Stored data entries:
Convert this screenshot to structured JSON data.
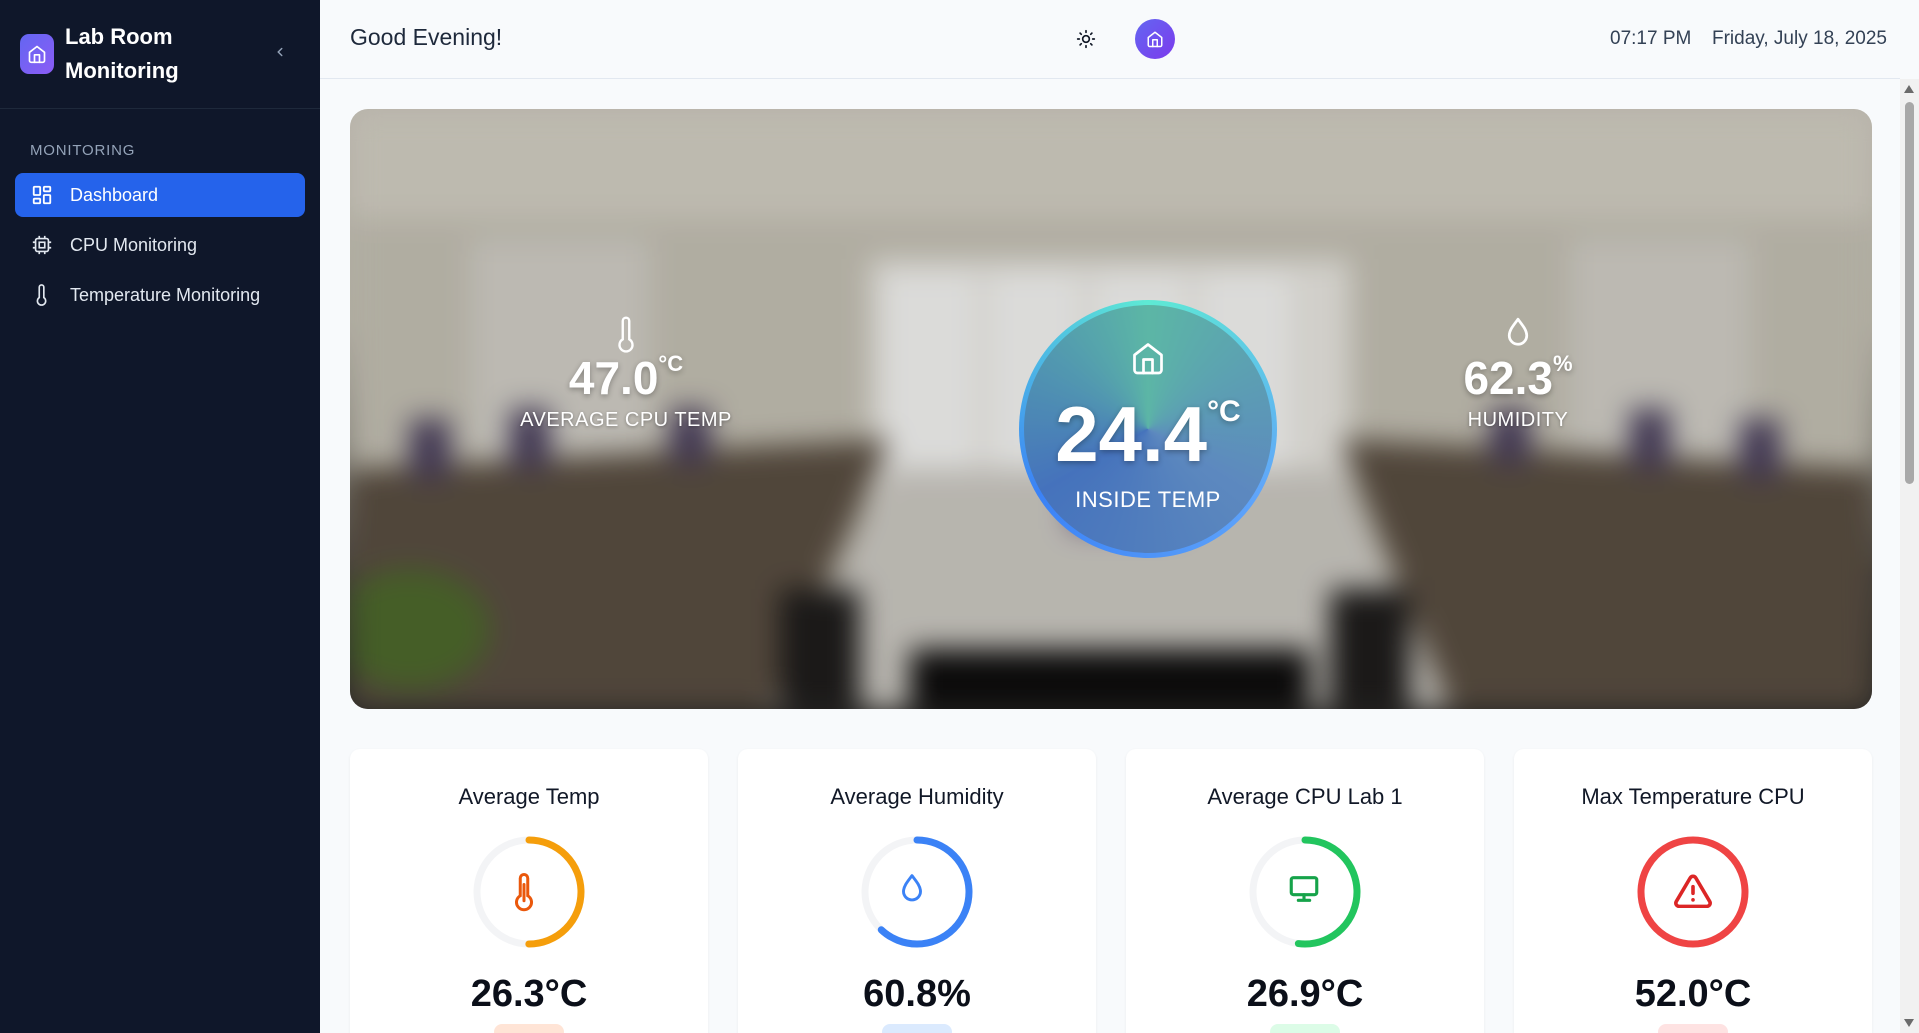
{
  "sidebar": {
    "brand_line1": "Lab Room",
    "brand_line2": "Monitoring",
    "section": "MONITORING",
    "items": [
      {
        "label": "Dashboard",
        "icon": "dashboard-grid-icon",
        "active": true
      },
      {
        "label": "CPU Monitoring",
        "icon": "cpu-chip-icon",
        "active": false
      },
      {
        "label": "Temperature Monitoring",
        "icon": "thermometer-icon",
        "active": false
      }
    ]
  },
  "header": {
    "greeting": "Good Evening!",
    "time": "07:17 PM",
    "date": "Friday, July 18, 2025"
  },
  "hero": {
    "cpu_temp": {
      "value": "47.0",
      "unit": "°C",
      "label": "AVERAGE CPU TEMP"
    },
    "inside_temp": {
      "value": "24.4",
      "unit": "°C",
      "label": "INSIDE TEMP"
    },
    "humidity": {
      "value": "62.3",
      "unit": "%",
      "label": "HUMIDITY"
    }
  },
  "cards": [
    {
      "title": "Average Temp",
      "value": "26.3°C",
      "icon": "thermometer-icon",
      "color": "#f59e0b",
      "icon_color": "#ea580c",
      "fill": 0.5,
      "pill": "#fee2e2"
    },
    {
      "title": "Average Humidity",
      "value": "60.8%",
      "icon": "droplet-icon",
      "color": "#3b82f6",
      "icon_color": "#3b82f6",
      "fill": 0.62,
      "pill": "#dbeafe"
    },
    {
      "title": "Average CPU Lab 1",
      "value": "26.9°C",
      "icon": "monitor-icon",
      "color": "#22c55e",
      "icon_color": "#16a34a",
      "fill": 0.52,
      "pill": "#dcfce7"
    },
    {
      "title": "Max Temperature CPU",
      "value": "52.0°C",
      "icon": "alert-triangle-icon",
      "color": "#ef4444",
      "icon_color": "#dc2626",
      "fill": 1.0,
      "pill": "#fee2e2"
    }
  ]
}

**JOB**
Nothing in the entries should change as you copy them, except that the pictures are left out.

**COMPLETE OUTPUT**
Convert this screenshot to structured JSON data.
{
  "sidebar": {
    "brand_line1": "Lab Room",
    "brand_line2": "Monitoring",
    "section": "MONITORING",
    "items": [
      {
        "label": "Dashboard",
        "icon": "dashboard-grid-icon",
        "active": true
      },
      {
        "label": "CPU Monitoring",
        "icon": "cpu-chip-icon",
        "active": false
      },
      {
        "label": "Temperature Monitoring",
        "icon": "thermometer-icon",
        "active": false
      }
    ]
  },
  "header": {
    "greeting": "Good Evening!",
    "time": "07:17 PM",
    "date": "Friday, July 18, 2025"
  },
  "hero": {
    "cpu_temp": {
      "value": "47.0",
      "unit": "°C",
      "label": "AVERAGE CPU TEMP"
    },
    "inside_temp": {
      "value": "24.4",
      "unit": "°C",
      "label": "INSIDE TEMP"
    },
    "humidity": {
      "value": "62.3",
      "unit": "%",
      "label": "HUMIDITY"
    }
  },
  "cards": [
    {
      "title": "Average Temp",
      "value": "26.3°C",
      "icon": "thermometer-icon",
      "color": "#f59e0b",
      "icon_color": "#ea580c",
      "fill": 0.5,
      "pill": "#fee2e2"
    },
    {
      "title": "Average Humidity",
      "value": "60.8%",
      "icon": "droplet-icon",
      "color": "#3b82f6",
      "icon_color": "#3b82f6",
      "fill": 0.62,
      "pill": "#dbeafe"
    },
    {
      "title": "Average CPU Lab 1",
      "value": "26.9°C",
      "icon": "monitor-icon",
      "color": "#22c55e",
      "icon_color": "#16a34a",
      "fill": 0.52,
      "pill": "#dcfce7"
    },
    {
      "title": "Max Temperature CPU",
      "value": "52.0°C",
      "icon": "alert-triangle-icon",
      "color": "#ef4444",
      "icon_color": "#dc2626",
      "fill": 1.0,
      "pill": "#fee2e2"
    }
  ]
}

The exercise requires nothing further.